Report all lines from the entries below in which "color" appears.

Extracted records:
** start **

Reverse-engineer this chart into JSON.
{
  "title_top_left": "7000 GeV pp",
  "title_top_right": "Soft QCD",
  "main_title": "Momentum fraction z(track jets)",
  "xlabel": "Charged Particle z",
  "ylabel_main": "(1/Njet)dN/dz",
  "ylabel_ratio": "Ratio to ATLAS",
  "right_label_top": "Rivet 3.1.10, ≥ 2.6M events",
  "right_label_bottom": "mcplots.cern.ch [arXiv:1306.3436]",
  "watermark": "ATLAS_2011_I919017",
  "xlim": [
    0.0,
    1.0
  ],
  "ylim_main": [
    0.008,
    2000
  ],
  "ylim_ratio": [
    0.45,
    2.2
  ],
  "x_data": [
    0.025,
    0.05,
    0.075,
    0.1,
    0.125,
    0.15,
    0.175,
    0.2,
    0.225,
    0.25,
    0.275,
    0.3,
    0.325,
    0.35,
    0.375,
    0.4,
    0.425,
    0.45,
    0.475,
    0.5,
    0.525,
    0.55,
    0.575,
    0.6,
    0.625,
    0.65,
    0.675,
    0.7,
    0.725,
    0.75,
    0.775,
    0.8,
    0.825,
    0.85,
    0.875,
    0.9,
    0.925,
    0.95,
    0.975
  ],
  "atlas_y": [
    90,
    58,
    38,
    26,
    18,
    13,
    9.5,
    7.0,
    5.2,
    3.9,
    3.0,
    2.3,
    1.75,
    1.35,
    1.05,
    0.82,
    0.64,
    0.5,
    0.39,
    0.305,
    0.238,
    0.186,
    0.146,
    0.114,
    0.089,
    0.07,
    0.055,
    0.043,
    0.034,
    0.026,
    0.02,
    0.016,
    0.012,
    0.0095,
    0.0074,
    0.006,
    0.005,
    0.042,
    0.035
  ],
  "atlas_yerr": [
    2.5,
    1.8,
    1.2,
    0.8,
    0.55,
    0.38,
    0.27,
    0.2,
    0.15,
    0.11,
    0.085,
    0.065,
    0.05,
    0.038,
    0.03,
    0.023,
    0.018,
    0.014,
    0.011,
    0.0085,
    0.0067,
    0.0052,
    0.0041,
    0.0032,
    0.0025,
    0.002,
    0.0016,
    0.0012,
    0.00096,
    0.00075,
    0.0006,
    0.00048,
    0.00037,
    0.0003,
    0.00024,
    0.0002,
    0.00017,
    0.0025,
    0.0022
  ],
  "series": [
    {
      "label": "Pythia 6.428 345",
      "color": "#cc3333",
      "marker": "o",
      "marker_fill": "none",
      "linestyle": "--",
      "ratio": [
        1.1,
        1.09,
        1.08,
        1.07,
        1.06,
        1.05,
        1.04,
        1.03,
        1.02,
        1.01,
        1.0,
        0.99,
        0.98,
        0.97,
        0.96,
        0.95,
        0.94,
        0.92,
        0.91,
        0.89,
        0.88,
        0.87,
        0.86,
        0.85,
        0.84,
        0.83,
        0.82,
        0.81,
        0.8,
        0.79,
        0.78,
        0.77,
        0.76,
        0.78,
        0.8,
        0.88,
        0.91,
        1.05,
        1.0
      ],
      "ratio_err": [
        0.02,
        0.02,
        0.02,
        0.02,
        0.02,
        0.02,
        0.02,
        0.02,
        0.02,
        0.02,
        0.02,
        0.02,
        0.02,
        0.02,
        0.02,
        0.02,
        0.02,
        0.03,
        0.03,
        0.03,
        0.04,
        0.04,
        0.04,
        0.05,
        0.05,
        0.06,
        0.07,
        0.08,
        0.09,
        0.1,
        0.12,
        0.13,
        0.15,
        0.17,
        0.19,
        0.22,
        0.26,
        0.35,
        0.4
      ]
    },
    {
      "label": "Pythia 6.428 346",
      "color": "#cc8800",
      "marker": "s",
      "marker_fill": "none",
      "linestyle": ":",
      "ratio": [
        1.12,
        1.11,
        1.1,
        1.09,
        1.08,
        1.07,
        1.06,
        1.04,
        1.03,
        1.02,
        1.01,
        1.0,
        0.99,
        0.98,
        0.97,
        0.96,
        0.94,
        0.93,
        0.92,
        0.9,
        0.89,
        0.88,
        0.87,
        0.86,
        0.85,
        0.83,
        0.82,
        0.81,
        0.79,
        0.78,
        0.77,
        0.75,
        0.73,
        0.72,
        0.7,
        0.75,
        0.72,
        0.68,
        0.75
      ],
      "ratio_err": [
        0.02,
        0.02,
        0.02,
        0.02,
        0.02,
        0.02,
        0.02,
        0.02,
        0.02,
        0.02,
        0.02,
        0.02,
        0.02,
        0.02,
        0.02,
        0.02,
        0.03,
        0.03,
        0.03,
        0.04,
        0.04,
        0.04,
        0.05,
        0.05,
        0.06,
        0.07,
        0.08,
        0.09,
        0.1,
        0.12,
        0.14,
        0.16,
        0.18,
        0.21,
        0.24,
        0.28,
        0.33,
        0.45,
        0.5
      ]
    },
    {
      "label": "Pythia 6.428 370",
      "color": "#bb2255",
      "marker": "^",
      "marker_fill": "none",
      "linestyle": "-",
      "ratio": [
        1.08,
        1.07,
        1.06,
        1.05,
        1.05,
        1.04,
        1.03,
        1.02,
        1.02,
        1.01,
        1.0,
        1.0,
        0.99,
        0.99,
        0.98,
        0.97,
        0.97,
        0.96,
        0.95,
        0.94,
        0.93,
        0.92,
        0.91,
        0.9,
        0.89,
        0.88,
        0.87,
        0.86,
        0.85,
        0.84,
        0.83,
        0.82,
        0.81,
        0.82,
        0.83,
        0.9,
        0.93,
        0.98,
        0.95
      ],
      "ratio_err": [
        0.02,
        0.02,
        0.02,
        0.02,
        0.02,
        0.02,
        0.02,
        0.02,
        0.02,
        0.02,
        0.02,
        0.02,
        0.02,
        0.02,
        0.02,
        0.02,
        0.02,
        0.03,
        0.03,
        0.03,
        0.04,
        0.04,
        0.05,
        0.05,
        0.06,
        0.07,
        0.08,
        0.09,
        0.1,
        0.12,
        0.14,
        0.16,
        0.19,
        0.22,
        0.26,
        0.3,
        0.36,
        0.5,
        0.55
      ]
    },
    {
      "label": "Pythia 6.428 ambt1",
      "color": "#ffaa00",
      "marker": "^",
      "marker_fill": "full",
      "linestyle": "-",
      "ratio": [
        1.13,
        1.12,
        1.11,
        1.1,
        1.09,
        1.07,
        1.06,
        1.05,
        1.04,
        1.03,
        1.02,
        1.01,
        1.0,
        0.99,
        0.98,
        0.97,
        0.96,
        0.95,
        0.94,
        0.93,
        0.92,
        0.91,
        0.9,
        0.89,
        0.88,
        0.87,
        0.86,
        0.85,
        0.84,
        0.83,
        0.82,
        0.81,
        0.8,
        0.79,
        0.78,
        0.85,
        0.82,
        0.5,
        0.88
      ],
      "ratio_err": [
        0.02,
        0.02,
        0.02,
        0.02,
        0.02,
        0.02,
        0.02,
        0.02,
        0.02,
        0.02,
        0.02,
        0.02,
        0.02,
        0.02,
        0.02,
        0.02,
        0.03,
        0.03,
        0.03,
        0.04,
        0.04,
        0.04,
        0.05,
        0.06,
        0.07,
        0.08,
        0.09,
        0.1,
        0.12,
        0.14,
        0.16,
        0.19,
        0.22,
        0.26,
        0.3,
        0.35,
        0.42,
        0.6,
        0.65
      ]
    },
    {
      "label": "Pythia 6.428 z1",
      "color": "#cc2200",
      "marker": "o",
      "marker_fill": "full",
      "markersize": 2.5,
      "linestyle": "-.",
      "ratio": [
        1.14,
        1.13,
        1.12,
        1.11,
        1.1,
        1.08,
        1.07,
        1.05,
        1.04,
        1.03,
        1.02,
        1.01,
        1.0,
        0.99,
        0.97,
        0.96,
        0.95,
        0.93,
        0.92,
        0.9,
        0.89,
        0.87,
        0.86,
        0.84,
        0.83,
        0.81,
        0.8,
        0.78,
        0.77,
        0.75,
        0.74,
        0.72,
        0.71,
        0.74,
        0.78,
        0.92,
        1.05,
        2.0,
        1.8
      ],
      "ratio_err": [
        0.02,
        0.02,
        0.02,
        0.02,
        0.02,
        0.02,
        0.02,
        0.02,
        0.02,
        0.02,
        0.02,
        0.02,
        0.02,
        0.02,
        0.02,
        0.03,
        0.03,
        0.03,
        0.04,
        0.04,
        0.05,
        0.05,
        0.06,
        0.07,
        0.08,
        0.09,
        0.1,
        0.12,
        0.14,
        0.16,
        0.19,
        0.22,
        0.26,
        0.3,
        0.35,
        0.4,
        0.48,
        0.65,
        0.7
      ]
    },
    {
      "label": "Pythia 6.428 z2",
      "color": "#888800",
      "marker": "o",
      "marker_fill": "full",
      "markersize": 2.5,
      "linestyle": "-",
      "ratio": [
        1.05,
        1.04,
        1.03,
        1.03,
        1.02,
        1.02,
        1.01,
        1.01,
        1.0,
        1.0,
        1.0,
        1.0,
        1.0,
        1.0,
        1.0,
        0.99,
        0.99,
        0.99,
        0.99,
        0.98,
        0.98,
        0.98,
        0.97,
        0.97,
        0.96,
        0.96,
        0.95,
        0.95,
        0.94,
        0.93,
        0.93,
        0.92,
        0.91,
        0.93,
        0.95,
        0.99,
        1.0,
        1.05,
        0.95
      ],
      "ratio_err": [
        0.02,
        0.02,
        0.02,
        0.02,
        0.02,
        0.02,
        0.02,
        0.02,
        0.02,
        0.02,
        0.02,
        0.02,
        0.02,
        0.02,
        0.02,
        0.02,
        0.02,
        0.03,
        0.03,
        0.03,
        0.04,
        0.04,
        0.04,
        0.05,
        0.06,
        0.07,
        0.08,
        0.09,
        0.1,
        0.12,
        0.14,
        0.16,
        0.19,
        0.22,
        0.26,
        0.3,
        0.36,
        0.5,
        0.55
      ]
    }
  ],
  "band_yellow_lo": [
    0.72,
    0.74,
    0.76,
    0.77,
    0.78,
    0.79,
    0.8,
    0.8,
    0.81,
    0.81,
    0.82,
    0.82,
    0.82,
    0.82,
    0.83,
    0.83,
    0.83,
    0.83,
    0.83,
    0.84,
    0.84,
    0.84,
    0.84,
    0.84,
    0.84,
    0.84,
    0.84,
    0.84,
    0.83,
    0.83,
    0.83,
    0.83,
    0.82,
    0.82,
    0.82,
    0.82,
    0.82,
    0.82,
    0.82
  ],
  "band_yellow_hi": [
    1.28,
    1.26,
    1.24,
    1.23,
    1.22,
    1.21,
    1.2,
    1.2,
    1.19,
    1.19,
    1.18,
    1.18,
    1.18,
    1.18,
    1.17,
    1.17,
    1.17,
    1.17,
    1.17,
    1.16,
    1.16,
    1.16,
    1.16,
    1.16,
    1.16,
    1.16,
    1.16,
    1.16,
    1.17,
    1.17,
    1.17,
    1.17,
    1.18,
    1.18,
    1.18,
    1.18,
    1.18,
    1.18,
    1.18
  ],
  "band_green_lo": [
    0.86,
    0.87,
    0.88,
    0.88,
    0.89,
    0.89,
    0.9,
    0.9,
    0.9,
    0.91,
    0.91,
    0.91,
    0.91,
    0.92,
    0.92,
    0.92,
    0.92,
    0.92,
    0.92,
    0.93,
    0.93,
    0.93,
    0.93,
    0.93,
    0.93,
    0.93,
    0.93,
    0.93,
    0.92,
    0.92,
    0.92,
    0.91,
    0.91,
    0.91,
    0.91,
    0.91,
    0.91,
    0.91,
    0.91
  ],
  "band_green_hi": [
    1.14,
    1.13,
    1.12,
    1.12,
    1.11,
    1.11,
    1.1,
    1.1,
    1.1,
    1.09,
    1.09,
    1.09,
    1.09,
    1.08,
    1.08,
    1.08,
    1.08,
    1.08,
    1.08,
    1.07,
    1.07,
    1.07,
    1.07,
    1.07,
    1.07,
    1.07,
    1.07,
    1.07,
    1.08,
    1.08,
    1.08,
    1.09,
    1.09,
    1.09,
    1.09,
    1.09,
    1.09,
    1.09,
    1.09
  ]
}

** end **

--- ANSWER TO THIS EXERCISE ---
      "color": "#cc3333",
      "color": "#cc8800",
      "color": "#bb2255",
      "color": "#ffaa00",
      "color": "#cc2200",
      "color": "#888800",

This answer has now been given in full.